■ Exercise ■
Repeat the following data exactly, line for line.

Layout annotation records

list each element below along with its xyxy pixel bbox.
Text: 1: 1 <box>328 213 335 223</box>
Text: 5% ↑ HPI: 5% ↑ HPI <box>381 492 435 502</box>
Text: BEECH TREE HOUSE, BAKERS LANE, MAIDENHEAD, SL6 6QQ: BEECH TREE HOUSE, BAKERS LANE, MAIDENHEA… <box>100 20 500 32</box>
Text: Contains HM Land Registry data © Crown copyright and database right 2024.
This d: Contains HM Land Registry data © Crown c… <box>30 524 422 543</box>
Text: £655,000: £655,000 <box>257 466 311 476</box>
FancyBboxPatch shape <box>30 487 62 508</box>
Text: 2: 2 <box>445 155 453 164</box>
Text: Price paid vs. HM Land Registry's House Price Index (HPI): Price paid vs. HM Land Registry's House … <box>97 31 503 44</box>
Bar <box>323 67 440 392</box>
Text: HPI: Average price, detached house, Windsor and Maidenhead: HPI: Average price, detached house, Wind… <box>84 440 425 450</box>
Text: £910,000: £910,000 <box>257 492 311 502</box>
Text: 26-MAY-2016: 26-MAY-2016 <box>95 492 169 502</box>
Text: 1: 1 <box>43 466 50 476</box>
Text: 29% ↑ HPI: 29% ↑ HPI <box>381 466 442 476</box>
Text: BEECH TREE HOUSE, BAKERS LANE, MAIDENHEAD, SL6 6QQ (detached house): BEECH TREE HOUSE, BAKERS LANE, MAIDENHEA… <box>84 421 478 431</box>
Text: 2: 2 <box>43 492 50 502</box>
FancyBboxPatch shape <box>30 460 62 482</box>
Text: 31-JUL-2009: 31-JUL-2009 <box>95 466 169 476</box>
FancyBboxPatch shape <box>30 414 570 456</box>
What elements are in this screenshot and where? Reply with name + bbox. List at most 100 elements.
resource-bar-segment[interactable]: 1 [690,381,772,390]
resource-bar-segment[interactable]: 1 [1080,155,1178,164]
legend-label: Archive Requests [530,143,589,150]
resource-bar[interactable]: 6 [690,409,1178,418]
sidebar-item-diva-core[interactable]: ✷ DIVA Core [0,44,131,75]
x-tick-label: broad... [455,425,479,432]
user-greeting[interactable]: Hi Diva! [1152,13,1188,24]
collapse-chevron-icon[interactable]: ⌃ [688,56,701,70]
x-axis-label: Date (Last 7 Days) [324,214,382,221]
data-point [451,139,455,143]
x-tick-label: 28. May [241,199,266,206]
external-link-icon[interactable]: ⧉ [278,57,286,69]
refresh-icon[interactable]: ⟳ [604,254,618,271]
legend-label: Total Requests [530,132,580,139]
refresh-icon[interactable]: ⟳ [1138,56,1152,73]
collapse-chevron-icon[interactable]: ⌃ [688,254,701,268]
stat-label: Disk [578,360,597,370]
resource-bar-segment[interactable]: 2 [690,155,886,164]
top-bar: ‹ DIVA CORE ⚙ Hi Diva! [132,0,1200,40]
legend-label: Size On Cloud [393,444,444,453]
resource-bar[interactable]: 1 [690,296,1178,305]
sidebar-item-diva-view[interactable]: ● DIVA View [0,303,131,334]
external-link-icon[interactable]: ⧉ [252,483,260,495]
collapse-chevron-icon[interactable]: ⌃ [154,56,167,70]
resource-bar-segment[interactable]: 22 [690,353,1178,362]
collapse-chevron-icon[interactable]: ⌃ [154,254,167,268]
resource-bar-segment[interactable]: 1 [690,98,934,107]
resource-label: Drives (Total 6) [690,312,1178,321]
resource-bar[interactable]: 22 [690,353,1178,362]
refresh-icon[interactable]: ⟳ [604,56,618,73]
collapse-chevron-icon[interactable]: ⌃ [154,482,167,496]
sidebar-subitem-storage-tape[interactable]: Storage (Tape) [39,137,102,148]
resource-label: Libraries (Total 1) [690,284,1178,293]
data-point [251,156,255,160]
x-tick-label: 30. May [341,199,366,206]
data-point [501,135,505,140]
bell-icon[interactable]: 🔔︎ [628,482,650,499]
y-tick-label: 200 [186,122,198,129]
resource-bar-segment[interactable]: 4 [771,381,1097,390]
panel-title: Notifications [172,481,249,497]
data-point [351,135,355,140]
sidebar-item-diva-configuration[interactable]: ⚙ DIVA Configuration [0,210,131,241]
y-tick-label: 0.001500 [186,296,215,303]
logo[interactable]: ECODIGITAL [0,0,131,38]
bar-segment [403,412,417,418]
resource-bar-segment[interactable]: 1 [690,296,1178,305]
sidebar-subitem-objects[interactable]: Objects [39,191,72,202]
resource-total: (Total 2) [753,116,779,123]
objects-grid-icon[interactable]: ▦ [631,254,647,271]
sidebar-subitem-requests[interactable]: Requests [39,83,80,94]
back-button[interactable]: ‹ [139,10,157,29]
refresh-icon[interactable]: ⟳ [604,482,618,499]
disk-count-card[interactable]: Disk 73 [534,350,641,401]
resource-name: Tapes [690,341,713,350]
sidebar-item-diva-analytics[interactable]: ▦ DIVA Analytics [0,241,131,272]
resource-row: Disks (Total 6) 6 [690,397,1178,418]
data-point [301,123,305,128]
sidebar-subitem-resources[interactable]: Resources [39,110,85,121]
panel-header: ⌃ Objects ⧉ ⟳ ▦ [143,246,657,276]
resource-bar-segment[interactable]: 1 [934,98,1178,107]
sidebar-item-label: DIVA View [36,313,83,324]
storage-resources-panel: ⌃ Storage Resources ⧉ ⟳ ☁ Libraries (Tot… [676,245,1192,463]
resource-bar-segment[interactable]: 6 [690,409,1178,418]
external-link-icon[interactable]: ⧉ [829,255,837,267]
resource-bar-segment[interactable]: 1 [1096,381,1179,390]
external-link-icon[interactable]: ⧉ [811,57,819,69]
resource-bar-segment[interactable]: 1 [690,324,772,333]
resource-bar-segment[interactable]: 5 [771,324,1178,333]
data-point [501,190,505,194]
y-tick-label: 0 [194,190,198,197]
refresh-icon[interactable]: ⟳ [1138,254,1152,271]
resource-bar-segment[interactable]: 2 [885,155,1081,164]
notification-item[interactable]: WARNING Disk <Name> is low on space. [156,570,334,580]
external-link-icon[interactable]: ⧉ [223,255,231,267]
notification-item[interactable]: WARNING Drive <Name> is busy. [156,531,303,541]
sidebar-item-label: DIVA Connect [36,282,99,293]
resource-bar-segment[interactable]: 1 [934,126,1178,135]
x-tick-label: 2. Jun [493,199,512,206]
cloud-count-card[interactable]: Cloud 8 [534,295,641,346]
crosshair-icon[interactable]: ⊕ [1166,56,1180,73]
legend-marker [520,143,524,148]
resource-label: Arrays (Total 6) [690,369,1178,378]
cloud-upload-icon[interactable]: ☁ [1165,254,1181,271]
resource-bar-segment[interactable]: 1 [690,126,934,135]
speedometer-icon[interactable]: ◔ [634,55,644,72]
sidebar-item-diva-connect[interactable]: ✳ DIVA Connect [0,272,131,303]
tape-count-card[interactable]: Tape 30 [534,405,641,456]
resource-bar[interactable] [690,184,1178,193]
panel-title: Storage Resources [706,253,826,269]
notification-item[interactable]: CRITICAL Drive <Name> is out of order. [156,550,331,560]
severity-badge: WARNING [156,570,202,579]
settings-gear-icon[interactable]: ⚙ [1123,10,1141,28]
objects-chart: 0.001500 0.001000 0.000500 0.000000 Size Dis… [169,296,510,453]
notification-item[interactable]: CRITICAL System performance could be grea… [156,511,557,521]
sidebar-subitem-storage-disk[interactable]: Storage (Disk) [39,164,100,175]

■ Final result ■
list each element below along with its xyxy pixel bbox.
Text: 1: 1 <box>328 213 335 223</box>
Text: 5% ↑ HPI: 5% ↑ HPI <box>381 492 435 502</box>
Text: BEECH TREE HOUSE, BAKERS LANE, MAIDENHEAD, SL6 6QQ: BEECH TREE HOUSE, BAKERS LANE, MAIDENHEA… <box>100 20 500 32</box>
Text: Contains HM Land Registry data © Crown copyright and database right 2024.
This d: Contains HM Land Registry data © Crown c… <box>30 524 422 543</box>
Text: £655,000: £655,000 <box>257 466 311 476</box>
FancyBboxPatch shape <box>30 487 62 508</box>
Text: 2: 2 <box>445 155 453 164</box>
Text: Price paid vs. HM Land Registry's House Price Index (HPI): Price paid vs. HM Land Registry's House … <box>97 31 503 44</box>
Bar <box>323 67 440 392</box>
Text: HPI: Average price, detached house, Windsor and Maidenhead: HPI: Average price, detached house, Wind… <box>84 440 425 450</box>
Text: £910,000: £910,000 <box>257 492 311 502</box>
Text: 26-MAY-2016: 26-MAY-2016 <box>95 492 169 502</box>
Text: 1: 1 <box>43 466 50 476</box>
Text: 29% ↑ HPI: 29% ↑ HPI <box>381 466 442 476</box>
Text: BEECH TREE HOUSE, BAKERS LANE, MAIDENHEAD, SL6 6QQ (detached house): BEECH TREE HOUSE, BAKERS LANE, MAIDENHEA… <box>84 421 478 431</box>
Text: 2: 2 <box>43 492 50 502</box>
FancyBboxPatch shape <box>30 460 62 482</box>
Text: 31-JUL-2009: 31-JUL-2009 <box>95 466 169 476</box>
FancyBboxPatch shape <box>30 414 570 456</box>
What elements are in this screenshot and where? Reply with name + bbox. List at most 100 elements.
resource-bar-segment[interactable]: 1 [690,381,772,390]
resource-bar-segment[interactable]: 1 [1080,155,1178,164]
legend-label: Archive Requests [530,143,589,150]
resource-bar[interactable]: 6 [690,409,1178,418]
sidebar-item-diva-core[interactable]: ✷ DIVA Core [0,44,131,75]
x-tick-label: broad... [455,425,479,432]
user-greeting[interactable]: Hi Diva! [1152,13,1188,24]
collapse-chevron-icon[interactable]: ⌃ [688,56,701,70]
x-axis-label: Date (Last 7 Days) [324,214,382,221]
data-point [451,139,455,143]
x-tick-label: 28. May [241,199,266,206]
external-link-icon[interactable]: ⧉ [278,57,286,69]
refresh-icon[interactable]: ⟳ [604,254,618,271]
legend-label: Total Requests [530,132,580,139]
refresh-icon[interactable]: ⟳ [1138,56,1152,73]
collapse-chevron-icon[interactable]: ⌃ [688,254,701,268]
stat-label: Disk [578,360,597,370]
resource-bar-segment[interactable]: 2 [690,155,886,164]
top-bar: ‹ DIVA CORE ⚙ Hi Diva! [132,0,1200,40]
legend-label: Size On Cloud [393,444,444,453]
resource-bar[interactable]: 1 [690,296,1178,305]
sidebar-item-diva-view[interactable]: ● DIVA View [0,303,131,334]
external-link-icon[interactable]: ⧉ [252,483,260,495]
collapse-chevron-icon[interactable]: ⌃ [154,56,167,70]
resource-bar-segment[interactable]: 22 [690,353,1178,362]
collapse-chevron-icon[interactable]: ⌃ [154,254,167,268]
resource-bar-segment[interactable]: 1 [690,98,934,107]
resource-label: Drives (Total 6) [690,312,1178,321]
resource-bar[interactable]: 22 [690,353,1178,362]
refresh-icon[interactable]: ⟳ [604,56,618,73]
collapse-chevron-icon[interactable]: ⌃ [154,482,167,496]
sidebar-subitem-storage-tape[interactable]: Storage (Tape) [39,137,102,148]
resource-label: Libraries (Total 1) [690,284,1178,293]
data-point [251,156,255,160]
x-tick-label: 30. May [341,199,366,206]
data-point [501,135,505,140]
bell-icon[interactable]: 🔔︎ [628,482,650,499]
y-tick-label: 200 [186,122,198,129]
resource-bar-segment[interactable]: 4 [771,381,1097,390]
panel-title: Notifications [172,481,249,497]
data-point [351,135,355,140]
sidebar-item-diva-configuration[interactable]: ⚙ DIVA Configuration [0,210,131,241]
y-tick-label: 0.001500 [186,296,215,303]
logo[interactable]: ECODIGITAL [0,0,131,38]
bar-segment [403,412,417,418]
resource-bar-segment[interactable]: 1 [690,296,1178,305]
sidebar-subitem-objects[interactable]: Objects [39,191,72,202]
resource-total: (Total 2) [753,116,779,123]
objects-grid-icon[interactable]: ▦ [631,254,647,271]
sidebar-subitem-requests[interactable]: Requests [39,83,80,94]
back-button[interactable]: ‹ [139,10,157,29]
refresh-icon[interactable]: ⟳ [604,482,618,499]
disk-count-card[interactable]: Disk 73 [534,350,641,401]
resource-name: Tapes [690,341,713,350]
sidebar-item-diva-analytics[interactable]: ▦ DIVA Analytics [0,241,131,272]
resource-row: Disks (Total 6) 6 [690,397,1178,418]
data-point [301,123,305,128]
sidebar-subitem-resources[interactable]: Resources [39,110,85,121]
panel-header: ⌃ Objects ⧉ ⟳ ▦ [143,246,657,276]
resource-bar-segment[interactable]: 1 [934,98,1178,107]
sidebar-item-label: DIVA View [36,313,83,324]
storage-resources-panel: ⌃ Storage Resources ⧉ ⟳ ☁ Libraries (Tot… [676,245,1192,463]
resource-bar-segment[interactable]: 6 [690,409,1178,418]
external-link-icon[interactable]: ⧉ [829,255,837,267]
resource-bar-segment[interactable]: 1 [1096,381,1179,390]
external-link-icon[interactable]: ⧉ [811,57,819,69]
resource-bar-segment[interactable]: 1 [690,324,772,333]
resource-bar-segment[interactable]: 5 [771,324,1178,333]
data-point [501,190,505,194]
y-tick-label: 0 [194,190,198,197]
refresh-icon[interactable]: ⟳ [1138,254,1152,271]
resource-bar-segment[interactable]: 2 [885,155,1081,164]
notification-item[interactable]: WARNING Disk <Name> is low on space. [156,570,334,580]
external-link-icon[interactable]: ⧉ [223,255,231,267]
notification-item[interactable]: WARNING Drive <Name> is busy. [156,531,303,541]
sidebar-item-label: DIVA Connect [36,282,99,293]
resource-bar-segment[interactable]: 1 [934,126,1178,135]
x-tick-label: 2. Jun [493,199,512,206]
cloud-count-card[interactable]: Cloud 8 [534,295,641,346]
crosshair-icon[interactable]: ⊕ [1166,56,1180,73]
legend-marker [520,143,524,148]
resource-label: Arrays (Total 6) [690,369,1178,378]
cloud-upload-icon[interactable]: ☁ [1165,254,1181,271]
resource-bar-segment[interactable]: 1 [690,126,934,135]
speedometer-icon[interactable]: ◔ [634,55,644,72]
sidebar-item-diva-connect[interactable]: ✳ DIVA Connect [0,272,131,303]
tape-count-card[interactable]: Tape 30 [534,405,641,456]
resource-bar[interactable] [690,184,1178,193]
panel-title: Storage Resources [706,253,826,269]
notification-item[interactable]: CRITICAL Drive <Name> is out of order. [156,550,331,560]
severity-badge: WARNING [156,570,202,579]
settings-gear-icon[interactable]: ⚙ [1123,10,1141,28]
objects-chart: 0.001500 0.001000 0.000500 0.000000 Size Dis… [169,296,510,453]
notification-item[interactable]: CRITICAL System performance could be grea… [156,511,557,521]
sidebar-subitem-storage-disk[interactable]: Storage (Disk) [39,164,100,175]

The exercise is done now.